WHAT IS REQUIRED: Produce an exact transcription of the listing below, omitting the pictures.

SUPPLIED RECORDS:
◆ ◆ ◆ ◆ ◆

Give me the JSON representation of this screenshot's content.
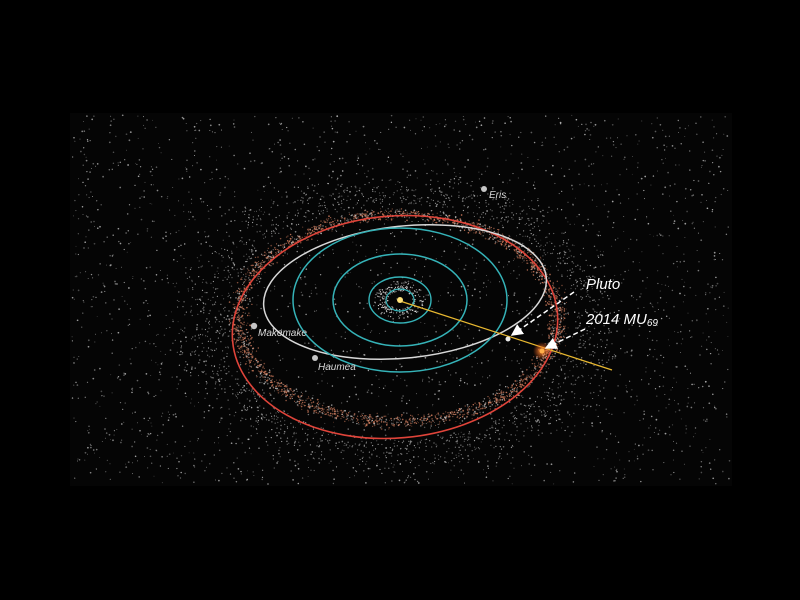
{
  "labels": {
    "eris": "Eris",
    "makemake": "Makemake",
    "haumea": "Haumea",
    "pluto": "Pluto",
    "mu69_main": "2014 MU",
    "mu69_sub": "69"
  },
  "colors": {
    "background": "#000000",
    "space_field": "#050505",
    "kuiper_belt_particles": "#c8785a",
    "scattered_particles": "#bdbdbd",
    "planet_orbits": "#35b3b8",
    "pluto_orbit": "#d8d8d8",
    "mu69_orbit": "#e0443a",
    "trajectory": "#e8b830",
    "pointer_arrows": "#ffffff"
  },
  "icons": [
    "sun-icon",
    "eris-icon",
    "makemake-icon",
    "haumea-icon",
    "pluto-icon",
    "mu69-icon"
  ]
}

◆ ◆ ◆ ◆ ◆

THE RESPONSE:
Give me the JSON representation of this screenshot's content.
{
  "labels": {
    "eris": "Eris",
    "makemake": "Makemake",
    "haumea": "Haumea",
    "pluto": "Pluto",
    "mu69_main": "2014 MU",
    "mu69_sub": "69"
  },
  "colors": {
    "background": "#000000",
    "space_field": "#050505",
    "kuiper_belt_particles": "#c8785a",
    "scattered_particles": "#bdbdbd",
    "planet_orbits": "#35b3b8",
    "pluto_orbit": "#d8d8d8",
    "mu69_orbit": "#e0443a",
    "trajectory": "#e8b830",
    "pointer_arrows": "#ffffff"
  },
  "icons": [
    "sun-icon",
    "eris-icon",
    "makemake-icon",
    "haumea-icon",
    "pluto-icon",
    "mu69-icon"
  ]
}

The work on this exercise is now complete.